● **Supplied records**:
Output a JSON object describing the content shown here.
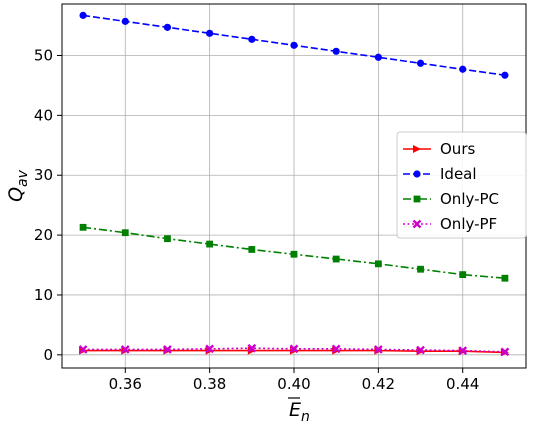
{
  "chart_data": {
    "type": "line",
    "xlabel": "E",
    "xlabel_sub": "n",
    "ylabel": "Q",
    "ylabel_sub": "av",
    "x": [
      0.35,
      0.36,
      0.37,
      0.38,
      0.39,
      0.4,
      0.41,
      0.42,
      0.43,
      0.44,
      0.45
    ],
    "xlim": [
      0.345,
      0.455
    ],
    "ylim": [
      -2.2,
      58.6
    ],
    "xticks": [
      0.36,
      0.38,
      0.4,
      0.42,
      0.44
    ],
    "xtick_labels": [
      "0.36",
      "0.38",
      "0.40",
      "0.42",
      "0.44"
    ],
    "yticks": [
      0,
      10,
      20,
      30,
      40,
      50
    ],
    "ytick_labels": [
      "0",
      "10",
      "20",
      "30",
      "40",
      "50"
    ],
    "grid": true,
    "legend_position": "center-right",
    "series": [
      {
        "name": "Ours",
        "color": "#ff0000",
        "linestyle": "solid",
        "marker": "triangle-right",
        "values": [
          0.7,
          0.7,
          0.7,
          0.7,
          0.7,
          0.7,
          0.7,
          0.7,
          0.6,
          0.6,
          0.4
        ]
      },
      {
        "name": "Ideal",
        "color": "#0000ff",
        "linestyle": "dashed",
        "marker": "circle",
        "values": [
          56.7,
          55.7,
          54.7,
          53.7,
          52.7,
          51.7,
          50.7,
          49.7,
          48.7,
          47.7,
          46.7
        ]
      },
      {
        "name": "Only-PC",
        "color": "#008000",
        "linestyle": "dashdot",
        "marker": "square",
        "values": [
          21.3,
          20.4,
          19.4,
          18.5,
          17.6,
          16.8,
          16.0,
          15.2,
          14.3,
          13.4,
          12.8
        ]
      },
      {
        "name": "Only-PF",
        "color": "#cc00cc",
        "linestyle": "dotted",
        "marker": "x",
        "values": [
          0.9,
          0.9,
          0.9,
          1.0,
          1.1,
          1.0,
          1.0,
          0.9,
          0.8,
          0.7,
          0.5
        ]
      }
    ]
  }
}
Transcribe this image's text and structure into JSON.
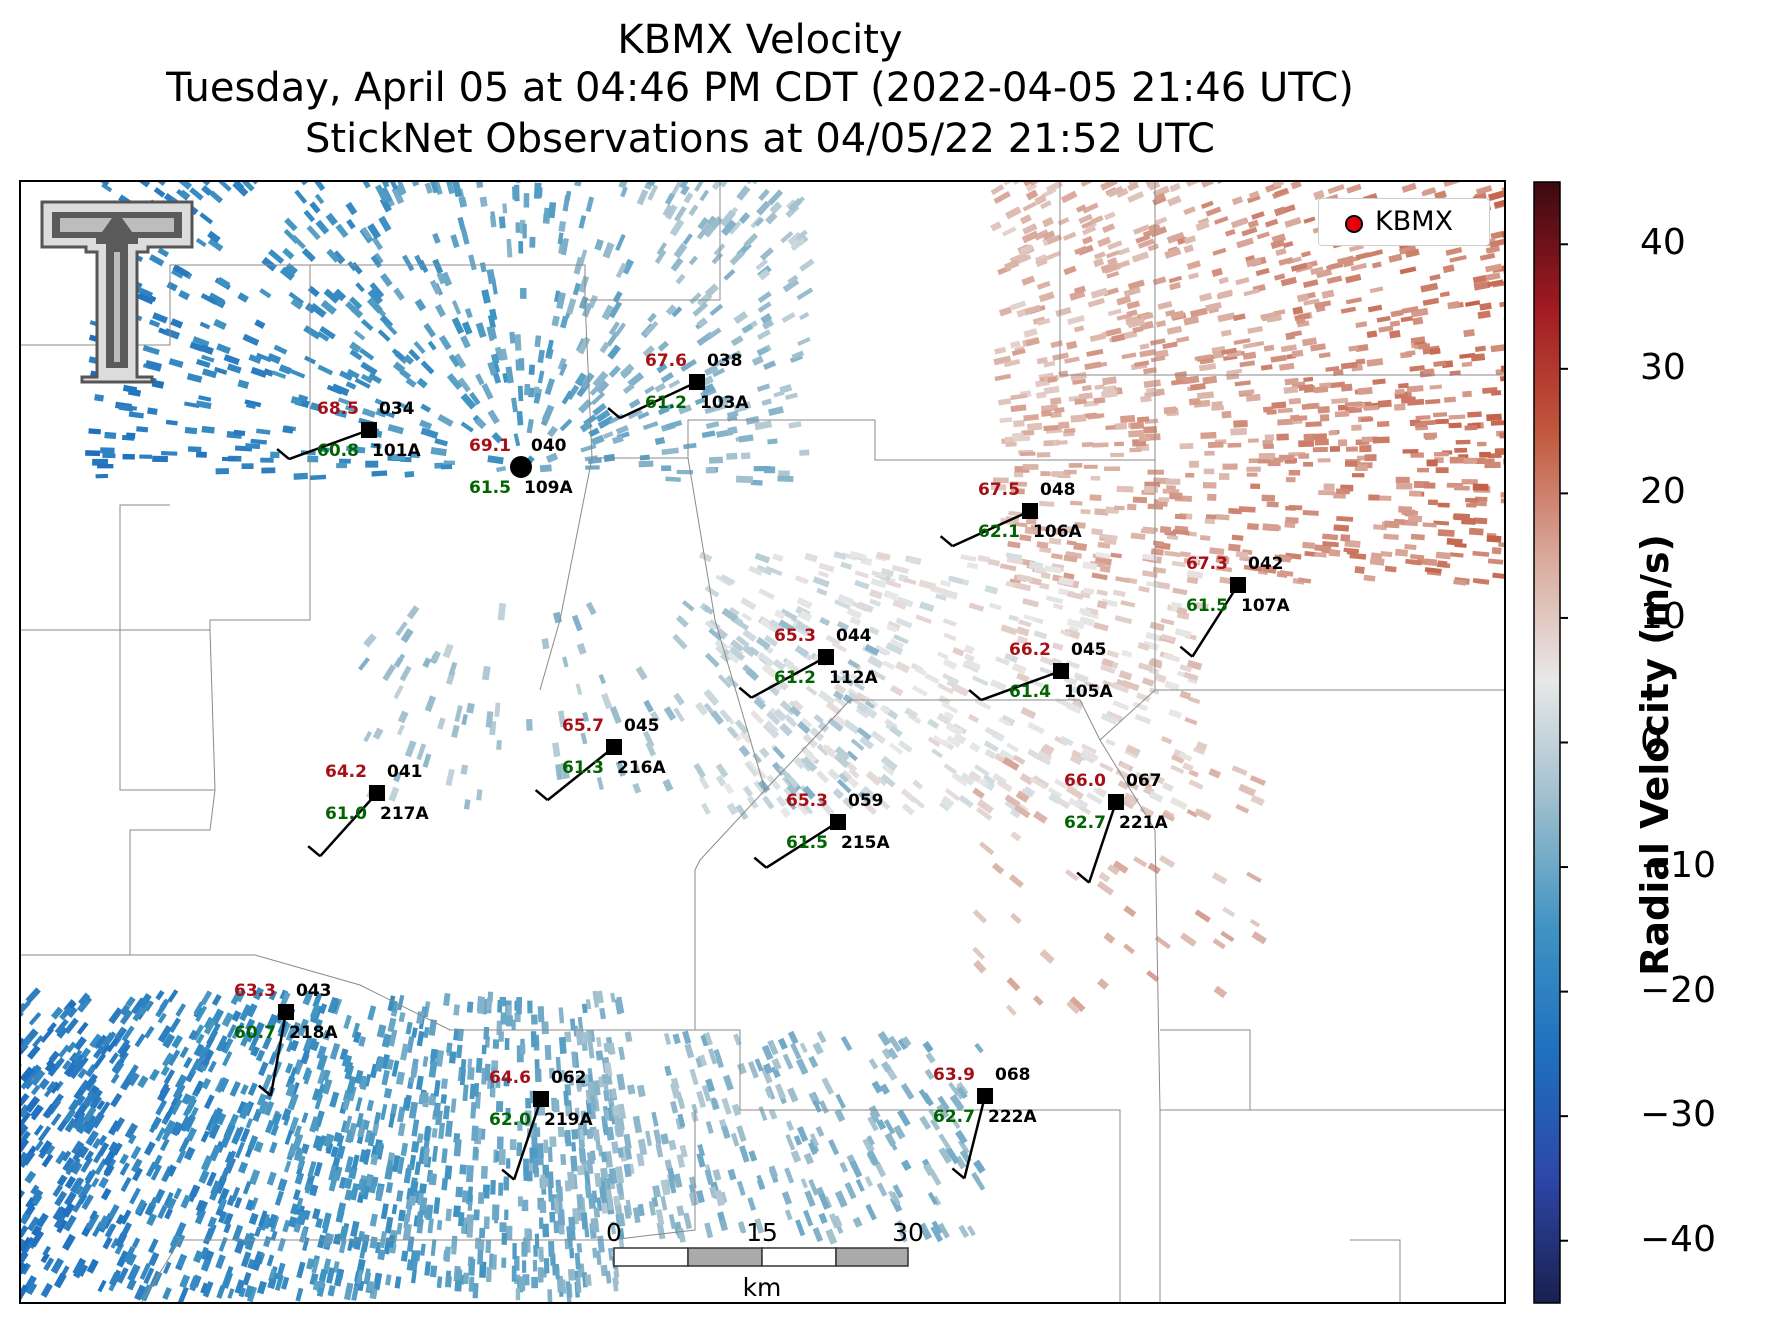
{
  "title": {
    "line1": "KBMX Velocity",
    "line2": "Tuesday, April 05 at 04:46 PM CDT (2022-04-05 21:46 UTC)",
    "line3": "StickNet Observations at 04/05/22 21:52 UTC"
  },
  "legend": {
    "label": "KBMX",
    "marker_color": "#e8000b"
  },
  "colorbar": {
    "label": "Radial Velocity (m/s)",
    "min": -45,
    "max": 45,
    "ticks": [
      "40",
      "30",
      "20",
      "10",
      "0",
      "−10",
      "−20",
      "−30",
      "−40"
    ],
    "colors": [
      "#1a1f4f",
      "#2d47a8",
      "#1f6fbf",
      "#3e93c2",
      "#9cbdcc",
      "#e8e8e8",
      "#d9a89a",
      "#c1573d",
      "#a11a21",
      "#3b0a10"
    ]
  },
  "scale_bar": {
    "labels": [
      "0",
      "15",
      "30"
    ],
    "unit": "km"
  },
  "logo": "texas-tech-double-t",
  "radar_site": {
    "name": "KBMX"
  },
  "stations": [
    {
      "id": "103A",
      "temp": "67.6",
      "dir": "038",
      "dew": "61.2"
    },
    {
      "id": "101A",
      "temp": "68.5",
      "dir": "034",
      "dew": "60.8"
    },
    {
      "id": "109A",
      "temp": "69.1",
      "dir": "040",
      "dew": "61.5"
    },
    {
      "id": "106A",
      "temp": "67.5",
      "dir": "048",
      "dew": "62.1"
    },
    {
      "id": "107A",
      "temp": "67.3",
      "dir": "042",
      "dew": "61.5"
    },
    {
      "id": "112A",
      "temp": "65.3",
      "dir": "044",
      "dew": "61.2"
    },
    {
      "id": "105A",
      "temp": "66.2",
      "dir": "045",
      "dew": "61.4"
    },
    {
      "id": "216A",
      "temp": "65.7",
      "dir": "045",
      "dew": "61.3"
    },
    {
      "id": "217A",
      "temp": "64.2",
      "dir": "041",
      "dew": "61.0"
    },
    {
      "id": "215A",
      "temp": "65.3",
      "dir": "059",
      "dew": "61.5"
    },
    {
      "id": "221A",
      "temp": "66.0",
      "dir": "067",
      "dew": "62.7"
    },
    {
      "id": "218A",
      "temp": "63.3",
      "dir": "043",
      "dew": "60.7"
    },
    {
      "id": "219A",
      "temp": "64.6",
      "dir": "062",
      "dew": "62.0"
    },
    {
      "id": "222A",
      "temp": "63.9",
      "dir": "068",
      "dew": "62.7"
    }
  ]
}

● **Task description**: Using the entries above, find all lines with "linestyle". Copy them.

● **Written response**:
        "linestyle": "solid",
        "linestyle": "dashed",
        "linestyle": "dashdot",
        "linestyle": "dotted",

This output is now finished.